◆ AIM OF THE EXERCISE
From the line with "Transcribe this image's" down to the final line of the material below, quote every line exactly and leave out all lines before it.

◆ DATA SHOWN
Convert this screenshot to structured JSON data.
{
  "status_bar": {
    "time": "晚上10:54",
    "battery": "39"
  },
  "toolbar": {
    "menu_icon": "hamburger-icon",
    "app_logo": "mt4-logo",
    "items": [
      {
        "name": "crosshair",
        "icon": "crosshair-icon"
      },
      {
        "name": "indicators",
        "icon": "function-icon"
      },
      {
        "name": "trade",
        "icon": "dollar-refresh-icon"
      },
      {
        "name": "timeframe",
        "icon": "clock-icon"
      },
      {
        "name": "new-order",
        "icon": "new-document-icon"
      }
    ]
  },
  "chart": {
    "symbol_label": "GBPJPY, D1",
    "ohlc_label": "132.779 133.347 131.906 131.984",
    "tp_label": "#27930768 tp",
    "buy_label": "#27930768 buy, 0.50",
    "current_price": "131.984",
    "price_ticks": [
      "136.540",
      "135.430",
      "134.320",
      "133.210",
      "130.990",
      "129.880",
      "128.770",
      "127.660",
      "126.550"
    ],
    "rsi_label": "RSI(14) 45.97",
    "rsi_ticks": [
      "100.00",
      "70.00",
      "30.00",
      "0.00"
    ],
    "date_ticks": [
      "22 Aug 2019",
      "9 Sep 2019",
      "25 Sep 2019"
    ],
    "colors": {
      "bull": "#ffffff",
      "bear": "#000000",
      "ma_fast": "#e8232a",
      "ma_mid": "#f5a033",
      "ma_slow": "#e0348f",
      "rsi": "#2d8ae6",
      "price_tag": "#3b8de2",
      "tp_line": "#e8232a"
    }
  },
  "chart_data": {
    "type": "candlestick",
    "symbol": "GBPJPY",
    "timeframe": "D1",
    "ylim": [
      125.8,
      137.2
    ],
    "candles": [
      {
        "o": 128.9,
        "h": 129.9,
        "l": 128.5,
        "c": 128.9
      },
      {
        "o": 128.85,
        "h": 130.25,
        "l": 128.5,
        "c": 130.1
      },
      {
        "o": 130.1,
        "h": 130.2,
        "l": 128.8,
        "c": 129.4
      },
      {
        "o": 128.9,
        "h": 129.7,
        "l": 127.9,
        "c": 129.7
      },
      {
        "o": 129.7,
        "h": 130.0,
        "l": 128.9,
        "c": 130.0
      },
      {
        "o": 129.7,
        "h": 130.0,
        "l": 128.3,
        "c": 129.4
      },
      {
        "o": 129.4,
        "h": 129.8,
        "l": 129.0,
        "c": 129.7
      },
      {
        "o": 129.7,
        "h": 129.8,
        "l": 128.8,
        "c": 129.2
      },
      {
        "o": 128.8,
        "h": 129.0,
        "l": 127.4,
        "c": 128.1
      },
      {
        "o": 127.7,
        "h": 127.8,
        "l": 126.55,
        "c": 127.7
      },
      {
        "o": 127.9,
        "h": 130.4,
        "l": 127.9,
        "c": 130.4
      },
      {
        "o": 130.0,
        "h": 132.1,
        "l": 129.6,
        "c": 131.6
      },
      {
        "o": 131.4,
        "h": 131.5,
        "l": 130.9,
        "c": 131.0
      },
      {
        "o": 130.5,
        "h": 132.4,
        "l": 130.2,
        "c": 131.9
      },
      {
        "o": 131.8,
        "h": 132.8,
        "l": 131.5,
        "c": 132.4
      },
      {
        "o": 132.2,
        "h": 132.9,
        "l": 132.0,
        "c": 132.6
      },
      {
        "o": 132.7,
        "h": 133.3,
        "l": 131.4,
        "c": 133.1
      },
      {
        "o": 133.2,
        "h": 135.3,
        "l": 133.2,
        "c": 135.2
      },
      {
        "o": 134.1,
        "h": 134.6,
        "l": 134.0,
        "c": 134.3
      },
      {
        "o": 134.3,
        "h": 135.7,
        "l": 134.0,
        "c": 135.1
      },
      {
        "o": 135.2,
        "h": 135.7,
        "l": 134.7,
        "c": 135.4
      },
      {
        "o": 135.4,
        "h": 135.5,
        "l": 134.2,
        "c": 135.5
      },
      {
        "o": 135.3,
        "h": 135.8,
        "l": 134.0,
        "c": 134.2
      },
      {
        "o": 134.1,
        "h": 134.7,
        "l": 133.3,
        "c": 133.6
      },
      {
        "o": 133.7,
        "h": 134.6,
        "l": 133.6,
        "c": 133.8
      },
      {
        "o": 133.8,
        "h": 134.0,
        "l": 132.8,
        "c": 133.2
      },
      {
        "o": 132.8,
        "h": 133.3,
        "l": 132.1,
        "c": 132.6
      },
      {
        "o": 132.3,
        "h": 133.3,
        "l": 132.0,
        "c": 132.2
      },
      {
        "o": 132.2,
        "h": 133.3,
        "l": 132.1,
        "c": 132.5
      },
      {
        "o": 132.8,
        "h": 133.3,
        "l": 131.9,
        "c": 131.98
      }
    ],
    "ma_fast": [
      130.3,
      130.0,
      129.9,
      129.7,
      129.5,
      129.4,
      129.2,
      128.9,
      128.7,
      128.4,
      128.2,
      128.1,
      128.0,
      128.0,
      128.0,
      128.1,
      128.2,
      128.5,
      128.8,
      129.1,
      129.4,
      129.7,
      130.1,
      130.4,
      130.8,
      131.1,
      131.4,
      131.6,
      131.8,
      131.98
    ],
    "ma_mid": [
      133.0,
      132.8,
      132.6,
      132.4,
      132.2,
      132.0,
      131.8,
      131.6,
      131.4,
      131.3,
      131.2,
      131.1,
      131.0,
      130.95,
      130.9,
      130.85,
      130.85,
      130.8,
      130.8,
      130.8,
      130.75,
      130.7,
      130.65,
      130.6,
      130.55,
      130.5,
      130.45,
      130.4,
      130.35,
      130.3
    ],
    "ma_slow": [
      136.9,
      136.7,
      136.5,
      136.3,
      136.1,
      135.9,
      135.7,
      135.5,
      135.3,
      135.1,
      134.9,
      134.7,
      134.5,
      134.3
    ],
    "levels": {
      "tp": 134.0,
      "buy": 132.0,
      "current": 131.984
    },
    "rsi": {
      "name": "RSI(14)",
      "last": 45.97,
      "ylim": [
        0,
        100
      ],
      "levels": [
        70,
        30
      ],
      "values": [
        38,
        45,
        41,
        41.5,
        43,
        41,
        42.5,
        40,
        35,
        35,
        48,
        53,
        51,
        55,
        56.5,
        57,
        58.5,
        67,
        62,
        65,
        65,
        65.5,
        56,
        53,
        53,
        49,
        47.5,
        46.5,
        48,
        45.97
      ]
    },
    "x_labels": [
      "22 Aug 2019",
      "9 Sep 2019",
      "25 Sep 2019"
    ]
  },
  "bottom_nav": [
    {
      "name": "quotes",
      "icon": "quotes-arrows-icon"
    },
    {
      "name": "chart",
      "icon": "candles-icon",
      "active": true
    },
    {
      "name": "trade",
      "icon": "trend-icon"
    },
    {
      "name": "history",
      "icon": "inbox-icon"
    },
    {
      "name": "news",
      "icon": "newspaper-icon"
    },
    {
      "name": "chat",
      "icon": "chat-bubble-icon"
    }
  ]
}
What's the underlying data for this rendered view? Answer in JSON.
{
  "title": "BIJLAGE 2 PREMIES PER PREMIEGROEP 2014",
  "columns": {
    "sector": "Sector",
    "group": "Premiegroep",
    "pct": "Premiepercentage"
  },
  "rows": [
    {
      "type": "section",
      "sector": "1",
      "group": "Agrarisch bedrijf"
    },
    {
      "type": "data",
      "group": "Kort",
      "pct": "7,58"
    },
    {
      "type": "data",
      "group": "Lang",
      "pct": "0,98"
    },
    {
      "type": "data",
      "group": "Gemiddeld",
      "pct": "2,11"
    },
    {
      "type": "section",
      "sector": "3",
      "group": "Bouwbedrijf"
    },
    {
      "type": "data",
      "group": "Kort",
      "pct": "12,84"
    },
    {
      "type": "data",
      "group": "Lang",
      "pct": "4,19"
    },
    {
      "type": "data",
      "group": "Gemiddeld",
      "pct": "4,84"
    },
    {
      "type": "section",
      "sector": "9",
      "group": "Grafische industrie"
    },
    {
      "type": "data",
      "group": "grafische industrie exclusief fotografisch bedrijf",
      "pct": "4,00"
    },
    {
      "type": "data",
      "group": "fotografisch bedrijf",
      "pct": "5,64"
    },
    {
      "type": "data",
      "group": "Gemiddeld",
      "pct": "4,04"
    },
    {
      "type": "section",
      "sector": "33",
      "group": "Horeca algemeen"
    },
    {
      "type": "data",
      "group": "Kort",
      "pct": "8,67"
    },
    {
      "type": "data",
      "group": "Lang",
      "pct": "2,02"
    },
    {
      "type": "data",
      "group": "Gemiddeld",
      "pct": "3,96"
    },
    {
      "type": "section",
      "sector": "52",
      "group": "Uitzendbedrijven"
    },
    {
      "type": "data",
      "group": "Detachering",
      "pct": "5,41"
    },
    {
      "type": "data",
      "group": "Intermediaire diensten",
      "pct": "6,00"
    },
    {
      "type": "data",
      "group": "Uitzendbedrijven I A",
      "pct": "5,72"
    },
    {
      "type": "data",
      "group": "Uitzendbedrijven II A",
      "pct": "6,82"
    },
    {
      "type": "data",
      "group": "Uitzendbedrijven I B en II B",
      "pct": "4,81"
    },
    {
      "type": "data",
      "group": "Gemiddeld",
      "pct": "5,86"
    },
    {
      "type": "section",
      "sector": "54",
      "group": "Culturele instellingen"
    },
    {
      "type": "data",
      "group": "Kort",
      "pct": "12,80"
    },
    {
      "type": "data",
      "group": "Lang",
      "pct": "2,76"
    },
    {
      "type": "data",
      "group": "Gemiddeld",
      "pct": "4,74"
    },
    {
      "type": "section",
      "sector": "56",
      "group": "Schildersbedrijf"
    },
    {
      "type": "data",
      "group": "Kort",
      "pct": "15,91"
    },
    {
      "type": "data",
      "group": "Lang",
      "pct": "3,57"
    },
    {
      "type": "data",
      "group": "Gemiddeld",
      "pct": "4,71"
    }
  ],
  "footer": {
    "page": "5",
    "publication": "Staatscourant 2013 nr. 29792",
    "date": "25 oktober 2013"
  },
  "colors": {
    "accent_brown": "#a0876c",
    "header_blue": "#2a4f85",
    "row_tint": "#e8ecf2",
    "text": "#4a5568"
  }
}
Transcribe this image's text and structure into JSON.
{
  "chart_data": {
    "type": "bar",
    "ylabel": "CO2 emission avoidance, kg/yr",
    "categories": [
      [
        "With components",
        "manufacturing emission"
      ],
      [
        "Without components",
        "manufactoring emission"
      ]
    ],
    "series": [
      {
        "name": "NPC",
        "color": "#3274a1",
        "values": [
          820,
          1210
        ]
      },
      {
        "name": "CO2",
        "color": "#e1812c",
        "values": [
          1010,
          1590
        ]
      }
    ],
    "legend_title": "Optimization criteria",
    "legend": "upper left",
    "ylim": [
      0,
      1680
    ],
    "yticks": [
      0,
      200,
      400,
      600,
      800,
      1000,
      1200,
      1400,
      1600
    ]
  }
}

◆ SOLUTION FOR THIS TASK
Transcribe this image's text and structure into JSON.
{
  "chart_data": {
    "type": "bar",
    "ylabel": "CO2 emission avoidance, kg/yr",
    "categories": [
      [
        "With components",
        "manufacturing emission"
      ],
      [
        "Without components",
        "manufactoring emission"
      ]
    ],
    "series": [
      {
        "name": "NPC",
        "color": "#3274a1",
        "values": [
          820,
          1210
        ]
      },
      {
        "name": "CO2",
        "color": "#e1812c",
        "values": [
          1010,
          1590
        ]
      }
    ],
    "legend_title": "Optimization criteria",
    "legend": "upper left",
    "ylim": [
      0,
      1680
    ],
    "yticks": [
      0,
      200,
      400,
      600,
      800,
      1000,
      1200,
      1400,
      1600
    ]
  }
}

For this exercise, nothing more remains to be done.